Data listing
──────────────────────────────

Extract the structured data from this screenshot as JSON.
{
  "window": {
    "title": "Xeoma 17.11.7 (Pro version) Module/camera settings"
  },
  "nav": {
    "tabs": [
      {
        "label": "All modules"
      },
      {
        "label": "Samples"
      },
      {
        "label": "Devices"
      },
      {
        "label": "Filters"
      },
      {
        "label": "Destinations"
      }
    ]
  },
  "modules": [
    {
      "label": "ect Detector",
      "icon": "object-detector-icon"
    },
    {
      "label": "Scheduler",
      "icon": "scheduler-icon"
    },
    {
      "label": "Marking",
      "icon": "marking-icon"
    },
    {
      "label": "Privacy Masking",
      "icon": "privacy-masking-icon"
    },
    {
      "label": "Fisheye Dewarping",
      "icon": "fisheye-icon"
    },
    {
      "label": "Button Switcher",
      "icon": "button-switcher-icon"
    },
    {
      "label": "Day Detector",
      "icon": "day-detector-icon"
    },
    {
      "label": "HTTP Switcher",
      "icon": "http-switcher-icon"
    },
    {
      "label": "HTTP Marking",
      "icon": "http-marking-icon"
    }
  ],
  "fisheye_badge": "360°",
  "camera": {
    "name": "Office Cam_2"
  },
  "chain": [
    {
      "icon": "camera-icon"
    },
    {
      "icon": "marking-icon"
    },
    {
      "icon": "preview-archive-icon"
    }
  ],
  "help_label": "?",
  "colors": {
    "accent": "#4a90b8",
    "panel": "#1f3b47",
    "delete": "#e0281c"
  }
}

──────────────────────────────

▸ **Work to do**
From the data above, show each line that contains "camera".

▸ **Written reply**
    "title": "Xeoma 17.11.7 (Pro version) Module/camera settings"
  "camera": {
      "icon": "camera-icon"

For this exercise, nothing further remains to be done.